→ **MATERIAL**:
::::

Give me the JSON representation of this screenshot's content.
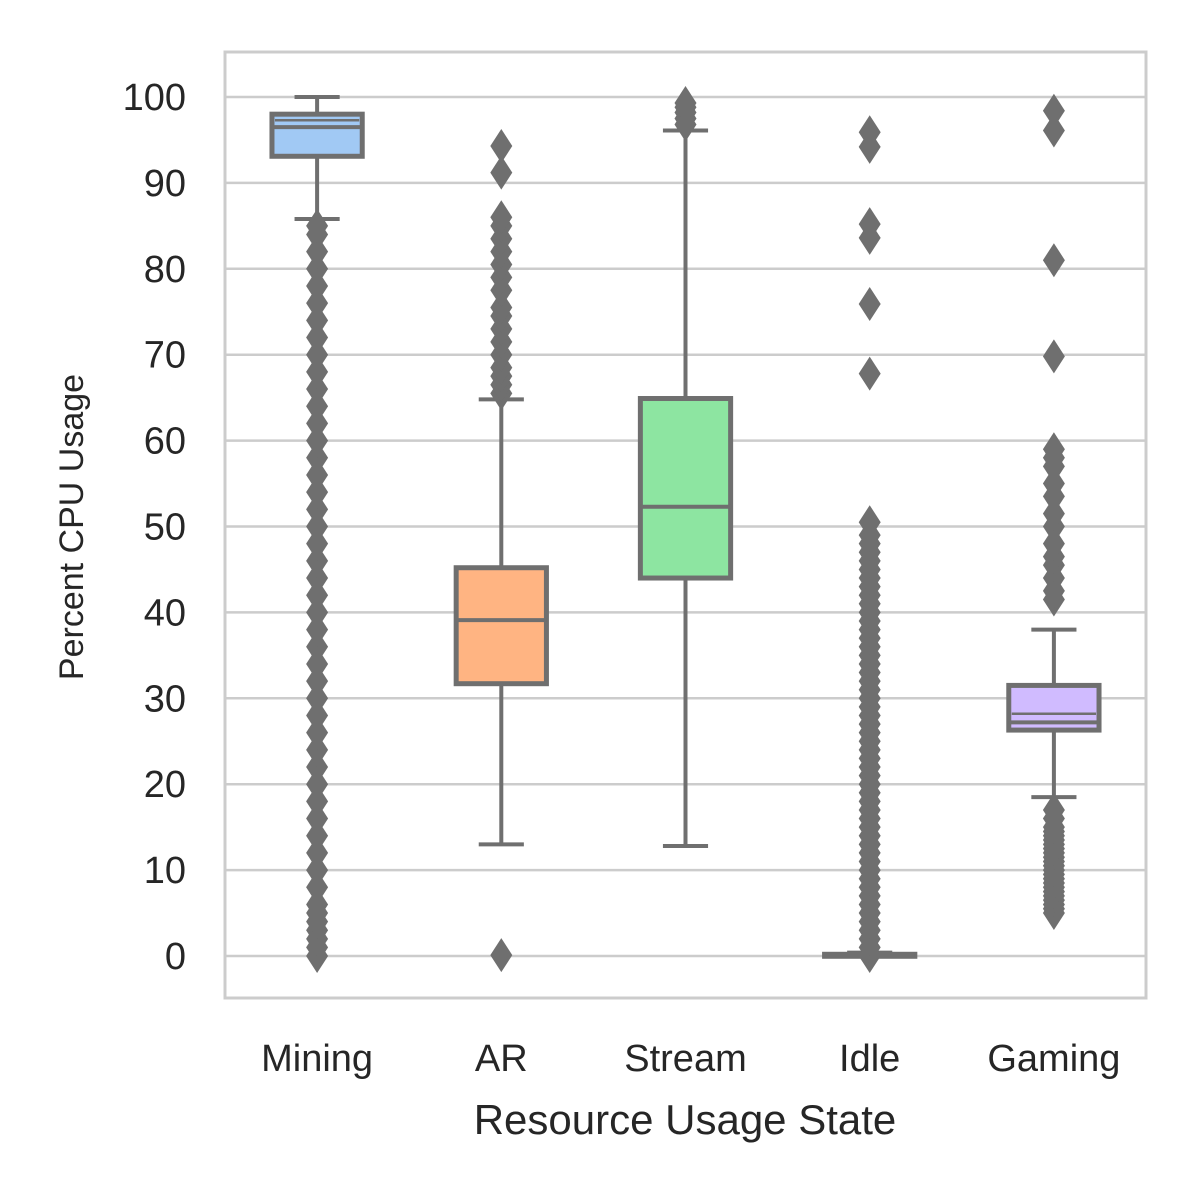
{
  "chart_data": {
    "type": "boxplot",
    "title": "",
    "xlabel": "Resource Usage State",
    "ylabel": "Percent CPU Usage",
    "ylim": [
      -5,
      105
    ],
    "yticks": [
      0,
      10,
      20,
      30,
      40,
      50,
      60,
      70,
      80,
      90,
      100
    ],
    "grid": true,
    "categories": [
      "Mining",
      "AR",
      "Stream",
      "Idle",
      "Gaming"
    ],
    "boxes": [
      {
        "name": "Mining",
        "color": "#a1c9f4",
        "whislo": 85.8,
        "q1": 93.1,
        "median": 96.5,
        "q3": 98.0,
        "whishi": 100.0,
        "mean_line": 97.3,
        "outliers": [
          0,
          1,
          2,
          3,
          4,
          5,
          6,
          8,
          10,
          12,
          14,
          16,
          18,
          20,
          22,
          24,
          26,
          28,
          30,
          32,
          34,
          36,
          38,
          40,
          42,
          44,
          46,
          48,
          50,
          52,
          54,
          56,
          58,
          60,
          62,
          64,
          66,
          68,
          70,
          72,
          74,
          76,
          78,
          80,
          82,
          84,
          85
        ]
      },
      {
        "name": "AR",
        "color": "#ffb482",
        "whislo": 13.0,
        "q1": 31.7,
        "median": 39.1,
        "q3": 45.2,
        "whishi": 64.8,
        "outliers": [
          0.1,
          65.5,
          66.5,
          67.5,
          68.5,
          70,
          71.5,
          73,
          74.5,
          75.5,
          77.5,
          79,
          80.5,
          82,
          83.5,
          85,
          86,
          91.2,
          94.3
        ]
      },
      {
        "name": "Stream",
        "color": "#8de5a1",
        "whislo": 12.8,
        "q1": 44.0,
        "median": 52.3,
        "q3": 64.9,
        "whishi": 96.1,
        "outliers": [
          96.8,
          97.5,
          98.2,
          98.8,
          99.3
        ]
      },
      {
        "name": "Idle",
        "color": "#ff9f9b",
        "whislo": 0.0,
        "q1": 0.05,
        "median": 0.1,
        "q3": 0.2,
        "whishi": 0.4,
        "outliers": [
          0,
          1,
          2,
          3,
          4,
          5,
          6,
          7,
          8,
          9,
          10,
          11,
          12,
          13,
          14,
          15,
          16,
          17,
          18,
          19,
          20,
          21,
          22,
          23,
          24,
          25,
          26,
          27,
          28,
          29,
          30,
          31,
          32,
          33,
          34,
          35,
          36,
          37,
          38,
          39,
          40,
          41,
          42,
          43,
          44,
          45,
          46,
          47,
          48,
          49,
          50.5,
          67.8,
          75.9,
          83.6,
          85.2,
          94.2,
          95.9
        ]
      },
      {
        "name": "Gaming",
        "color": "#d0bbff",
        "whislo": 18.5,
        "q1": 26.3,
        "median": 27.2,
        "q3": 31.5,
        "whishi": 38.0,
        "mean_line": 28.2,
        "outliers": [
          5,
          5.5,
          6,
          6.5,
          7,
          7.5,
          8,
          8.5,
          9,
          9.5,
          10,
          10.5,
          11,
          11.5,
          12,
          12.5,
          13,
          13.5,
          14,
          14.5,
          15,
          16,
          17,
          41.5,
          42.5,
          44,
          45.5,
          46.5,
          48,
          50,
          51.5,
          53.5,
          55,
          57,
          58,
          59,
          69.8,
          81.0,
          96.1,
          98.4
        ]
      }
    ]
  }
}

::::

→ **THE PROBLEM**:
Your task is to list each line of the records with the word "whishi".

→ **RESULT OF THE EXERCISE**:
        "whishi": 100.0,
        "whishi": 64.8,
        "whishi": 96.1,
        "whishi": 0.4,
        "whishi": 38.0,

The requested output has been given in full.